[JOB]: State how many lines of the data contain the word "JSON", and write nothing besides the number.

[RECORD EXCERPTS]:
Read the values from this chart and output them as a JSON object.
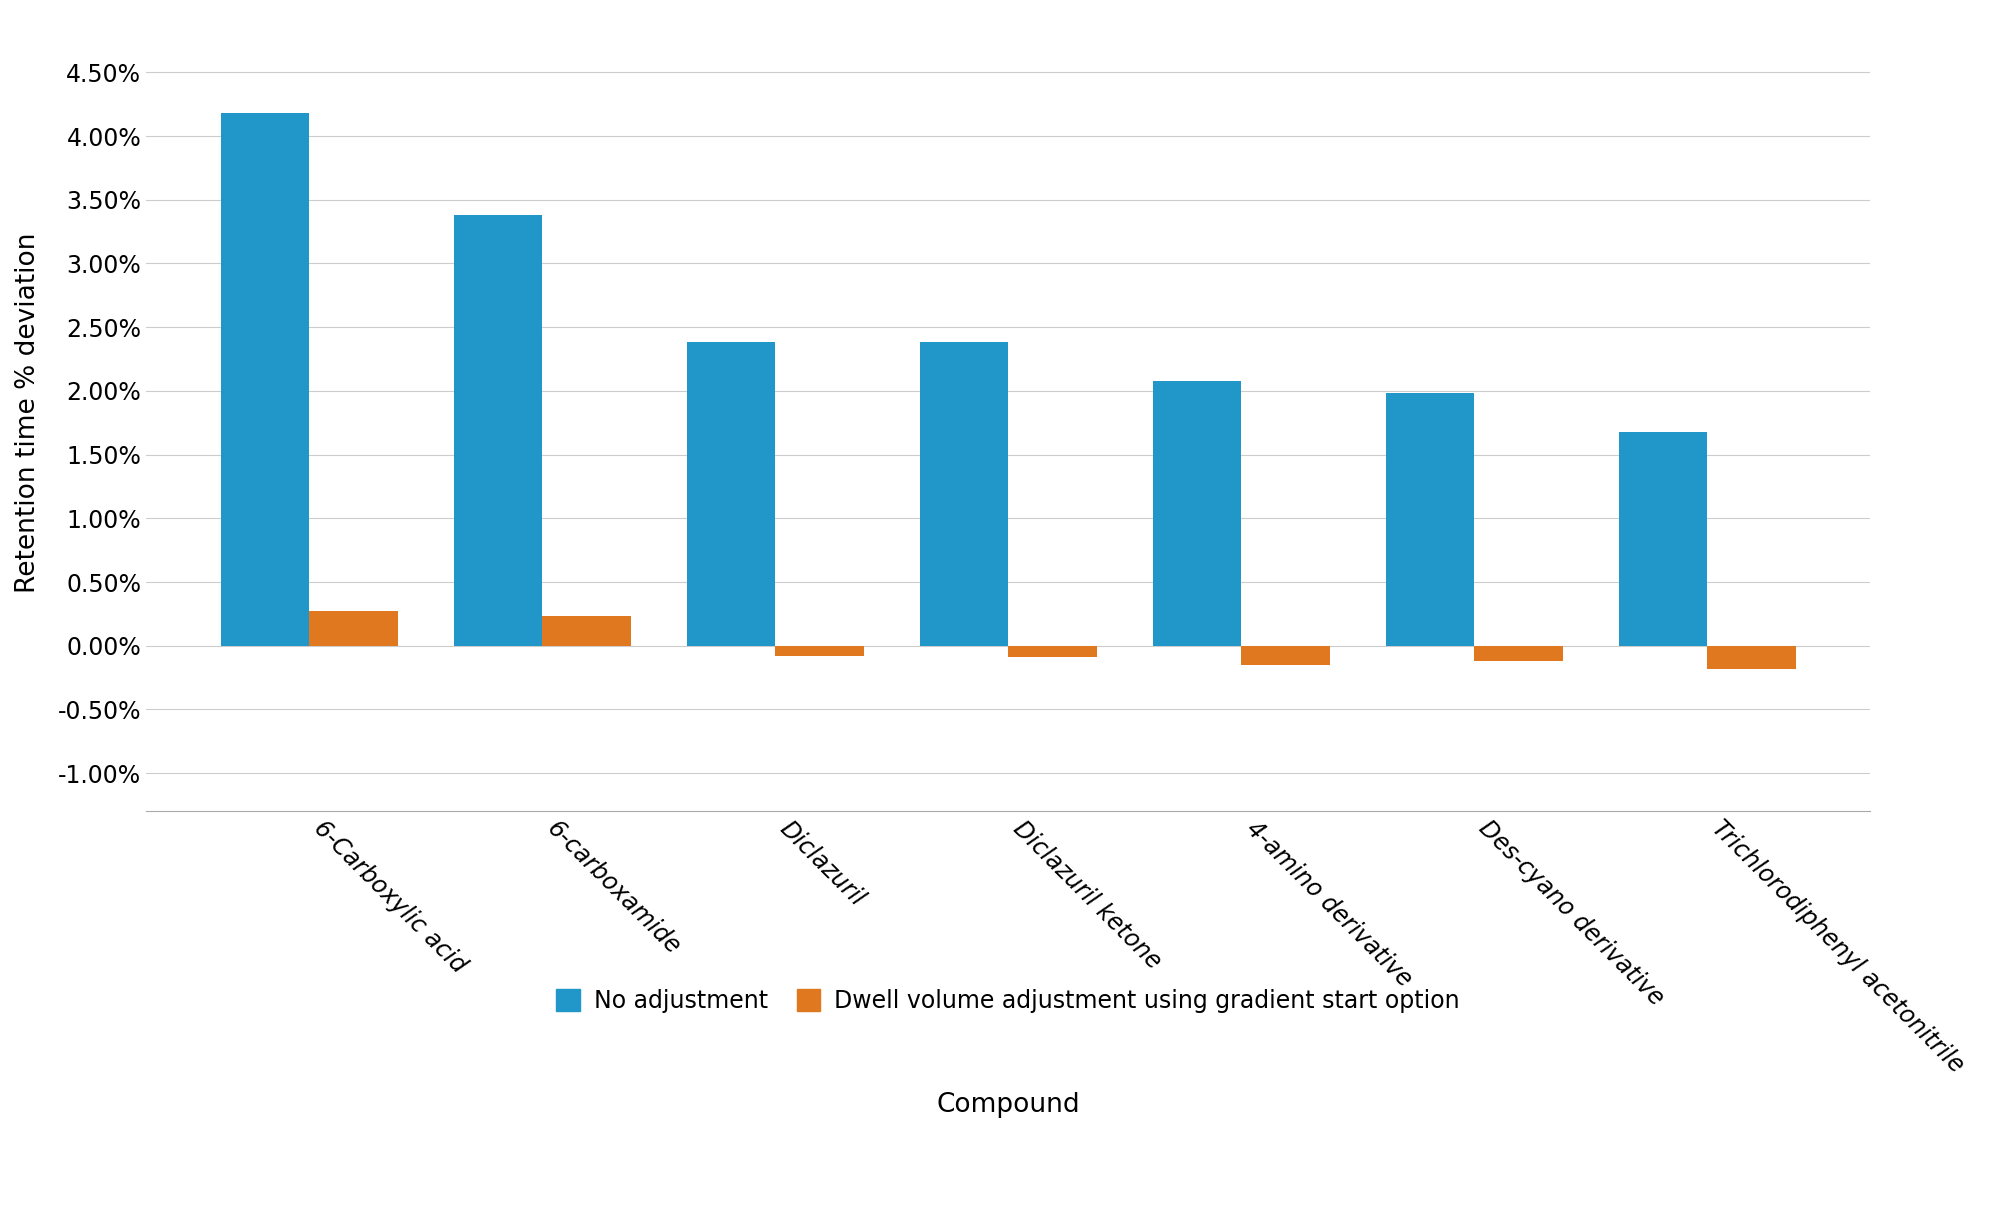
{
  "categories": [
    "6-Carboxylic acid",
    "6-carboxamide",
    "Diclazuril",
    "Diclazuril ketone",
    "4-amino derivative",
    "Des-cyano derivative",
    "Trichlorodiphenyl acetonitrile"
  ],
  "no_adjustment": [
    0.0418,
    0.0338,
    0.0238,
    0.0238,
    0.0208,
    0.0198,
    0.0168
  ],
  "dwell_adjustment": [
    0.0027,
    0.0023,
    -0.0008,
    -0.0009,
    -0.0015,
    -0.0012,
    -0.0018
  ],
  "blue_color": "#2196C8",
  "orange_color": "#E07820",
  "ylabel": "Retention time % deviation",
  "xlabel": "Compound",
  "ylim_min": -0.013,
  "ylim_max": 0.0495,
  "yticks": [
    -0.01,
    -0.005,
    0.0,
    0.005,
    0.01,
    0.015,
    0.02,
    0.025,
    0.03,
    0.035,
    0.04,
    0.045
  ],
  "ytick_labels": [
    "-1.00%",
    "-0.50%",
    "0.00%",
    "0.50%",
    "1.00%",
    "1.50%",
    "2.00%",
    "2.50%",
    "3.00%",
    "3.50%",
    "4.00%",
    "4.50%"
  ],
  "legend_no_adj": "No adjustment",
  "legend_dwell_adj": "Dwell volume adjustment using gradient start option",
  "bar_width": 0.38,
  "background_color": "#ffffff",
  "grid_color": "#CCCCCC"
}
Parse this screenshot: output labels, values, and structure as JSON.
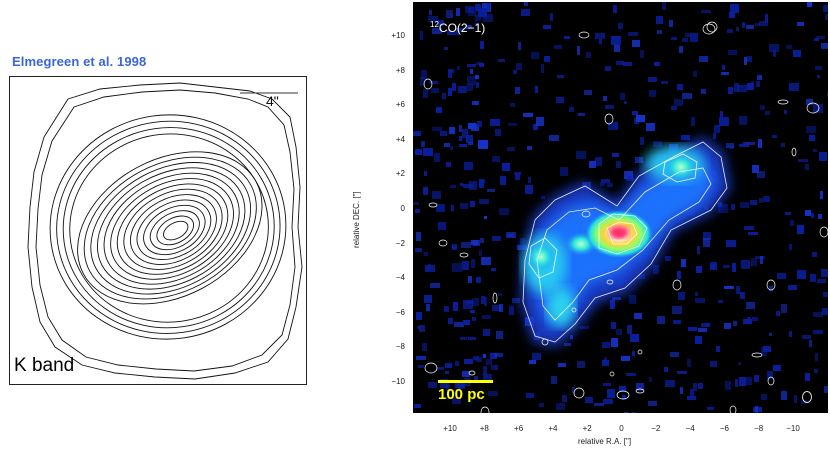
{
  "left": {
    "caption": "Elmegreen et al. 1998",
    "scale_label": "4\"",
    "band_label": "K band"
  },
  "right": {
    "line_label_iso": "12",
    "line_label": "CO(2−1)",
    "scale_label": "100 pc",
    "y_axis_label": "relative DEC. [\"]",
    "x_axis_label": "relative R.A. [\"]",
    "y_ticks": [
      "+10",
      "+8",
      "+6",
      "+4",
      "+2",
      "0",
      "−2",
      "−4",
      "−6",
      "−8",
      "−10"
    ],
    "x_ticks": [
      "+10",
      "+8",
      "+6",
      "+4",
      "+2",
      "0",
      "−2",
      "−4",
      "−6",
      "−8",
      "−10"
    ]
  },
  "colors": {
    "caption": "#3a66d6",
    "map_background": "#000000",
    "scalebar": "#ffff00"
  }
}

[ANSWER BELOW]: 2